■ **Exercise instructions**
Every line below must be reproduced exactly. Copy them all.

Source data
——

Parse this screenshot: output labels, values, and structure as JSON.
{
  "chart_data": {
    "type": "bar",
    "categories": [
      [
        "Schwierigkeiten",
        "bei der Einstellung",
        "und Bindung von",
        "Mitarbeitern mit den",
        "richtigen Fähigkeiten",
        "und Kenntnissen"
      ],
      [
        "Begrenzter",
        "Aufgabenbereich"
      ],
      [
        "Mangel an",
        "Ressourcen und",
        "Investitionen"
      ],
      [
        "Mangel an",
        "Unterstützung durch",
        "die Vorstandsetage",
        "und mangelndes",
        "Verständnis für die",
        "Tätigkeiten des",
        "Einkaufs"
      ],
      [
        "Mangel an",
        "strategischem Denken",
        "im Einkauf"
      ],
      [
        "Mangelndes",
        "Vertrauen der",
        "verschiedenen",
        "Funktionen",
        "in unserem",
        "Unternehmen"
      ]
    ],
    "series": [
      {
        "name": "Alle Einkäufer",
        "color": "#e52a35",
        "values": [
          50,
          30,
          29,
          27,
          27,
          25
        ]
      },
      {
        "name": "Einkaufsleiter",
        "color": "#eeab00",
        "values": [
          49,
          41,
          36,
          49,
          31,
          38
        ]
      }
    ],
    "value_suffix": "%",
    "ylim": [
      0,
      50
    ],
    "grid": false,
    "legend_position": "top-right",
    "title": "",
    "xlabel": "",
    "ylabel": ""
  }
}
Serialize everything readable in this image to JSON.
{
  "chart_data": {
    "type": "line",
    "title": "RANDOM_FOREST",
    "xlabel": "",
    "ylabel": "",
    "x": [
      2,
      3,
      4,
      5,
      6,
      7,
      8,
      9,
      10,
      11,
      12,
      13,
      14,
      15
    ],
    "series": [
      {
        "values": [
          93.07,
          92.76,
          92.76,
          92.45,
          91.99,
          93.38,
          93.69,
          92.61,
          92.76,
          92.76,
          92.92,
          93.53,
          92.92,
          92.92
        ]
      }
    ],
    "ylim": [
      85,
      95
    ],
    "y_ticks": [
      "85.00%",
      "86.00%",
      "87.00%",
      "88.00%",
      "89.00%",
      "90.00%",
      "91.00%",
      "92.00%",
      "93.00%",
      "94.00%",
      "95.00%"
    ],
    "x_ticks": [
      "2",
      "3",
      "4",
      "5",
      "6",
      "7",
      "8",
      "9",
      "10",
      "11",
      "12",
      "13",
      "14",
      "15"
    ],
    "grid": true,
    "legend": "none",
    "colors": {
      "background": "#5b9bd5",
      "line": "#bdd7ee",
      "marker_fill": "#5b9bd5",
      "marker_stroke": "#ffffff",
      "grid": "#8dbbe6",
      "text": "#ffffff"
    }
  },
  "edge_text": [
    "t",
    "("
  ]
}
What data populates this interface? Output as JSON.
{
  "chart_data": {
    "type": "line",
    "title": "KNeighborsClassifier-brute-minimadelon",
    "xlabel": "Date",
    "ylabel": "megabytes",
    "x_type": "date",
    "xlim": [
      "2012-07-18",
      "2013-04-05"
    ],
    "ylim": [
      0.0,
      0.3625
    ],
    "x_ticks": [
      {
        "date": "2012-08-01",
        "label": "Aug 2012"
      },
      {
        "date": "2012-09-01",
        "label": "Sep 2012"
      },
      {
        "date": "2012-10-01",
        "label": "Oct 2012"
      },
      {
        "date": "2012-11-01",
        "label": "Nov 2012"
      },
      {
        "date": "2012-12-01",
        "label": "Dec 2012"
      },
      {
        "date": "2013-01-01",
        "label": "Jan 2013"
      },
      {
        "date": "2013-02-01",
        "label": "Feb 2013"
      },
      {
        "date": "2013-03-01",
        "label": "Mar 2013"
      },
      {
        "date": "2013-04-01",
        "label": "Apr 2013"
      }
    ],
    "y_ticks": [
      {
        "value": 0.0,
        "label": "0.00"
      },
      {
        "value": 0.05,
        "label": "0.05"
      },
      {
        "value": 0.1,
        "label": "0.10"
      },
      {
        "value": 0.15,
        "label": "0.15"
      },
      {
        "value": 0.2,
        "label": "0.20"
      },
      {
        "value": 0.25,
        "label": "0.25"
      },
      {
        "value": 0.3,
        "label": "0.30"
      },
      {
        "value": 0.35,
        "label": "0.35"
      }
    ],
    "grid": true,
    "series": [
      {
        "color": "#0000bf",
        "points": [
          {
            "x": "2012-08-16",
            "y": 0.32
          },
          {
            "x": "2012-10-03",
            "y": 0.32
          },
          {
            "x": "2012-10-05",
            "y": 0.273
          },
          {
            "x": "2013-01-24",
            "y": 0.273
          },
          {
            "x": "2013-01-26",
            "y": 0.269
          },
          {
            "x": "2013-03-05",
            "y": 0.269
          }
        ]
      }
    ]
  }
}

——

■ **Solution to the exercise**
Parse this screenshot: output labels, values, and structure as JSON.
{
  "chart_data": {
    "type": "bar",
    "categories": [
      [
        "Schwierigkeiten",
        "bei der Einstellung",
        "und Bindung von",
        "Mitarbeitern mit den",
        "richtigen Fähigkeiten",
        "und Kenntnissen"
      ],
      [
        "Begrenzter",
        "Aufgabenbereich"
      ],
      [
        "Mangel an",
        "Ressourcen und",
        "Investitionen"
      ],
      [
        "Mangel an",
        "Unterstützung durch",
        "die Vorstandsetage",
        "und mangelndes",
        "Verständnis für die",
        "Tätigkeiten des",
        "Einkaufs"
      ],
      [
        "Mangel an",
        "strategischem Denken",
        "im Einkauf"
      ],
      [
        "Mangelndes",
        "Vertrauen der",
        "verschiedenen",
        "Funktionen",
        "in unserem",
        "Unternehmen"
      ]
    ],
    "series": [
      {
        "name": "Alle Einkäufer",
        "color": "#e52a35",
        "values": [
          50,
          30,
          29,
          27,
          27,
          25
        ]
      },
      {
        "name": "Einkaufsleiter",
        "color": "#eeab00",
        "values": [
          49,
          41,
          36,
          49,
          31,
          38
        ]
      }
    ],
    "value_suffix": "%",
    "ylim": [
      0,
      50
    ],
    "grid": false,
    "legend_position": "top-right",
    "title": "",
    "xlabel": "",
    "ylabel": ""
  }
}
Serialize everything readable in this image to JSON.
{
  "chart_data": {
    "type": "line",
    "title": "RANDOM_FOREST",
    "xlabel": "",
    "ylabel": "",
    "x": [
      2,
      3,
      4,
      5,
      6,
      7,
      8,
      9,
      10,
      11,
      12,
      13,
      14,
      15
    ],
    "series": [
      {
        "values": [
          93.07,
          92.76,
          92.76,
          92.45,
          91.99,
          93.38,
          93.69,
          92.61,
          92.76,
          92.76,
          92.92,
          93.53,
          92.92,
          92.92
        ]
      }
    ],
    "ylim": [
      85,
      95
    ],
    "y_ticks": [
      "85.00%",
      "86.00%",
      "87.00%",
      "88.00%",
      "89.00%",
      "90.00%",
      "91.00%",
      "92.00%",
      "93.00%",
      "94.00%",
      "95.00%"
    ],
    "x_ticks": [
      "2",
      "3",
      "4",
      "5",
      "6",
      "7",
      "8",
      "9",
      "10",
      "11",
      "12",
      "13",
      "14",
      "15"
    ],
    "grid": true,
    "legend": "none",
    "colors": {
      "background": "#5b9bd5",
      "line": "#bdd7ee",
      "marker_fill": "#5b9bd5",
      "marker_stroke": "#ffffff",
      "grid": "#8dbbe6",
      "text": "#ffffff"
    }
  },
  "edge_text": [
    "t",
    "("
  ]
}
What data populates this interface? Output as JSON.
{
  "chart_data": {
    "type": "line",
    "title": "KNeighborsClassifier-brute-minimadelon",
    "xlabel": "Date",
    "ylabel": "megabytes",
    "x_type": "date",
    "xlim": [
      "2012-07-18",
      "2013-04-05"
    ],
    "ylim": [
      0.0,
      0.3625
    ],
    "x_ticks": [
      {
        "date": "2012-08-01",
        "label": "Aug 2012"
      },
      {
        "date": "2012-09-01",
        "label": "Sep 2012"
      },
      {
        "date": "2012-10-01",
        "label": "Oct 2012"
      },
      {
        "date": "2012-11-01",
        "label": "Nov 2012"
      },
      {
        "date": "2012-12-01",
        "label": "Dec 2012"
      },
      {
        "date": "2013-01-01",
        "label": "Jan 2013"
      },
      {
        "date": "2013-02-01",
        "label": "Feb 2013"
      },
      {
        "date": "2013-03-01",
        "label": "Mar 2013"
      },
      {
        "date": "2013-04-01",
        "label": "Apr 2013"
      }
    ],
    "y_ticks": [
      {
        "value": 0.0,
        "label": "0.00"
      },
      {
        "value": 0.05,
        "label": "0.05"
      },
      {
        "value": 0.1,
        "label": "0.10"
      },
      {
        "value": 0.15,
        "label": "0.15"
      },
      {
        "value": 0.2,
        "label": "0.20"
      },
      {
        "value": 0.25,
        "label": "0.25"
      },
      {
        "value": 0.3,
        "label": "0.30"
      },
      {
        "value": 0.35,
        "label": "0.35"
      }
    ],
    "grid": true,
    "series": [
      {
        "color": "#0000bf",
        "points": [
          {
            "x": "2012-08-16",
            "y": 0.32
          },
          {
            "x": "2012-10-03",
            "y": 0.32
          },
          {
            "x": "2012-10-05",
            "y": 0.273
          },
          {
            "x": "2013-01-24",
            "y": 0.273
          },
          {
            "x": "2013-01-26",
            "y": 0.269
          },
          {
            "x": "2013-03-05",
            "y": 0.269
          }
        ]
      }
    ]
  }
}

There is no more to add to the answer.